● **Goal of the exercise**
Each line of the entries that mentions the string "color" needs to be reported.

** Opening Input for this task block **

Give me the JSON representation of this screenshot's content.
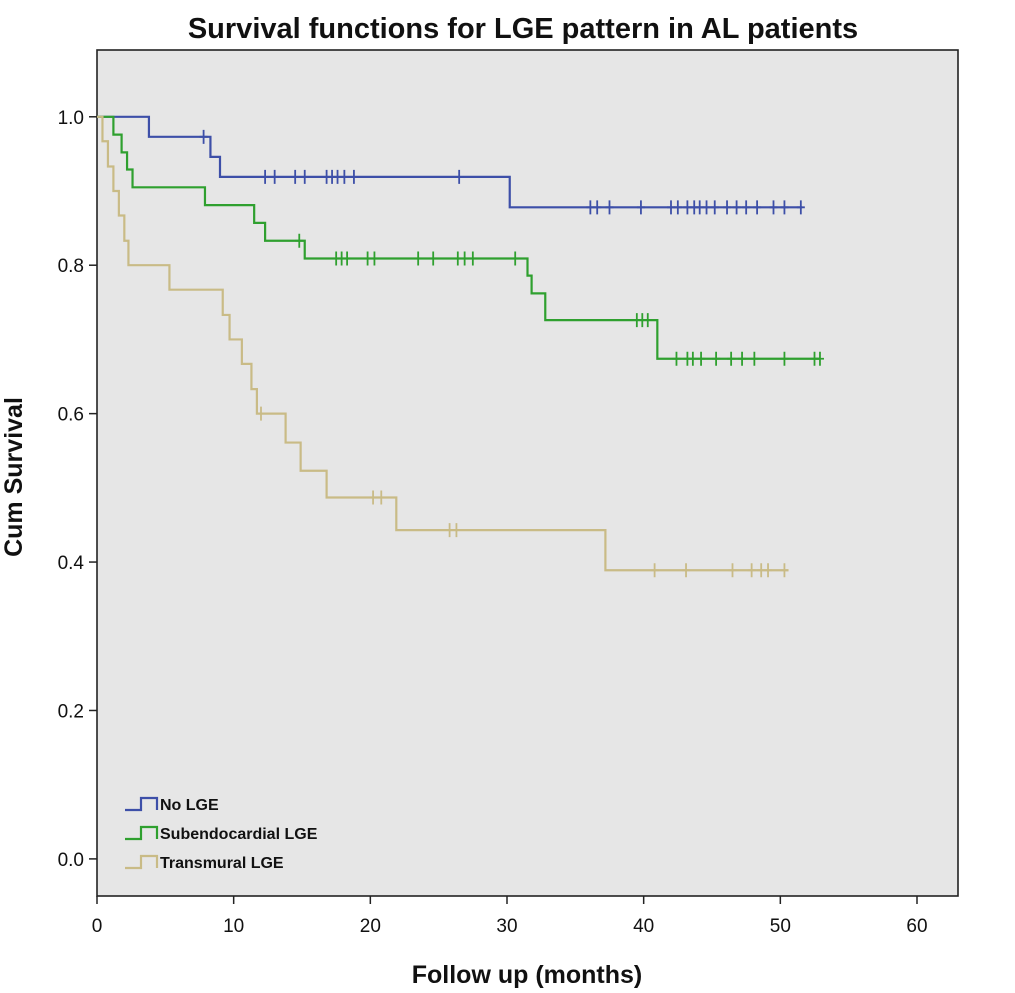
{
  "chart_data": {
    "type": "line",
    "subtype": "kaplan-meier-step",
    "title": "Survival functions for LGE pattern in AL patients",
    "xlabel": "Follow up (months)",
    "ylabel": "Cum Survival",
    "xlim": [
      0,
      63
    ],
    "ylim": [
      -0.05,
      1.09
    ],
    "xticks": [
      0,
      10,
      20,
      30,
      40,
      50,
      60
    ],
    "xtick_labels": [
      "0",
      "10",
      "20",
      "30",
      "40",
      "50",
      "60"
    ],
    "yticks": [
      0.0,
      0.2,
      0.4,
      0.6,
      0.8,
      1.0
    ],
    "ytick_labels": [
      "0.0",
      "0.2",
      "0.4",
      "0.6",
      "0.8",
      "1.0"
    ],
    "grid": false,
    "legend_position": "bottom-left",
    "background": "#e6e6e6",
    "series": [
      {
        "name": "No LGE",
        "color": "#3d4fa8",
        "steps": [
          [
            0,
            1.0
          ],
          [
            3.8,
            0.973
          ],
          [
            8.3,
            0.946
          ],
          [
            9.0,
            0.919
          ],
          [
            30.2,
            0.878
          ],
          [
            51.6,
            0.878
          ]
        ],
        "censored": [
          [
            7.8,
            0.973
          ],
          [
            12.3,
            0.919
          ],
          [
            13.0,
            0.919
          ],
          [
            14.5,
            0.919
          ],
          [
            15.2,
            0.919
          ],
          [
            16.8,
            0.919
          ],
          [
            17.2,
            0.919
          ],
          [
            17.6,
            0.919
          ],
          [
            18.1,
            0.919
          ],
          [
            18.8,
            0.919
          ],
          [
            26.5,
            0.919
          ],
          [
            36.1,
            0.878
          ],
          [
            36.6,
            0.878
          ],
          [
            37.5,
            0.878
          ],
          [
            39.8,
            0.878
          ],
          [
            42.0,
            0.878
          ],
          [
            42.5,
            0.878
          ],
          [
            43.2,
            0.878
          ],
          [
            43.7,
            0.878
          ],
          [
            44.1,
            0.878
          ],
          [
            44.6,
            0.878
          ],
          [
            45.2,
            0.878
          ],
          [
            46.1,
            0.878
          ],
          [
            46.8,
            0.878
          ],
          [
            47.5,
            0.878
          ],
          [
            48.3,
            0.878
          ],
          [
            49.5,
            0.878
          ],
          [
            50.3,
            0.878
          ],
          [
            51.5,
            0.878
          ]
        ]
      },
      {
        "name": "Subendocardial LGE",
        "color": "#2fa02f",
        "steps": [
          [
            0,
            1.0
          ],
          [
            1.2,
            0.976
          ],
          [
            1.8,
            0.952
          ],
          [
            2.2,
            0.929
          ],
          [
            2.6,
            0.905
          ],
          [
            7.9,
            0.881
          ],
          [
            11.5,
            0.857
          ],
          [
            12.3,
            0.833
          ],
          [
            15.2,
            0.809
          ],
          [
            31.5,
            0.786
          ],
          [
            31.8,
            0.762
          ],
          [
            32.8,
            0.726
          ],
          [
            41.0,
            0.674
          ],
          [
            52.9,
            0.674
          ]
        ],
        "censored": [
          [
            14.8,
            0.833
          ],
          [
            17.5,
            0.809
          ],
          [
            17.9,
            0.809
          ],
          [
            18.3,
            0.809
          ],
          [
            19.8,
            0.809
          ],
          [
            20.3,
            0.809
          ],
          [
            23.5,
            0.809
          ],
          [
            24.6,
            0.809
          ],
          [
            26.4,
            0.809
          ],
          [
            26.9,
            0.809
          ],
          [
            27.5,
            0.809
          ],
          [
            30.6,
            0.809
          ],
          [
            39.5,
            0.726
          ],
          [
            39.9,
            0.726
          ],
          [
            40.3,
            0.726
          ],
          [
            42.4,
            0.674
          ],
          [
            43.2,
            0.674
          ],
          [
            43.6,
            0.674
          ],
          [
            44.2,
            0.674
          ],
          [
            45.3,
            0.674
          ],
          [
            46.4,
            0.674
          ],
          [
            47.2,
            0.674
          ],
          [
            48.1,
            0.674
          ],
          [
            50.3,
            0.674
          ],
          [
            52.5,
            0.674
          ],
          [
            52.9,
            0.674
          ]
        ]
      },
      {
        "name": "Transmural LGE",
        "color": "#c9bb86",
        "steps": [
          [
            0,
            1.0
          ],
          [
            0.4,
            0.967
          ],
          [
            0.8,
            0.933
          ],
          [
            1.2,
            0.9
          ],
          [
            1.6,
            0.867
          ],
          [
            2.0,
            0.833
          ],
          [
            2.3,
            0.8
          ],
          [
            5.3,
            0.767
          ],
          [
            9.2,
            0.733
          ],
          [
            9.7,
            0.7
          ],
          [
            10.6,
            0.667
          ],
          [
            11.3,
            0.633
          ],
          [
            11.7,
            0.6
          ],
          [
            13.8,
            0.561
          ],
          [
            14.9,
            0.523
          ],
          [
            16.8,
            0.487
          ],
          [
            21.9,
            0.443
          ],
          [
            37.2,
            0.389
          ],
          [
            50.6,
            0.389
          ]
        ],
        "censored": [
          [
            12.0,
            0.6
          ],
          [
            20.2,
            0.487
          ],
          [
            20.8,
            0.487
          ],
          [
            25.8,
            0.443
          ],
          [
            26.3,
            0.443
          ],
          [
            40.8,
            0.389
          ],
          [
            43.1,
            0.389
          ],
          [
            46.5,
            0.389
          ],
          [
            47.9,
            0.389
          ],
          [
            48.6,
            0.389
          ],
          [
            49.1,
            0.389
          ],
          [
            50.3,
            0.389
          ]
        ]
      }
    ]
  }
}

** Closing Input for this task block **

● **Written answer**
        "color": "#3d4fa8",
        "color": "#2fa02f",
        "color": "#c9bb86",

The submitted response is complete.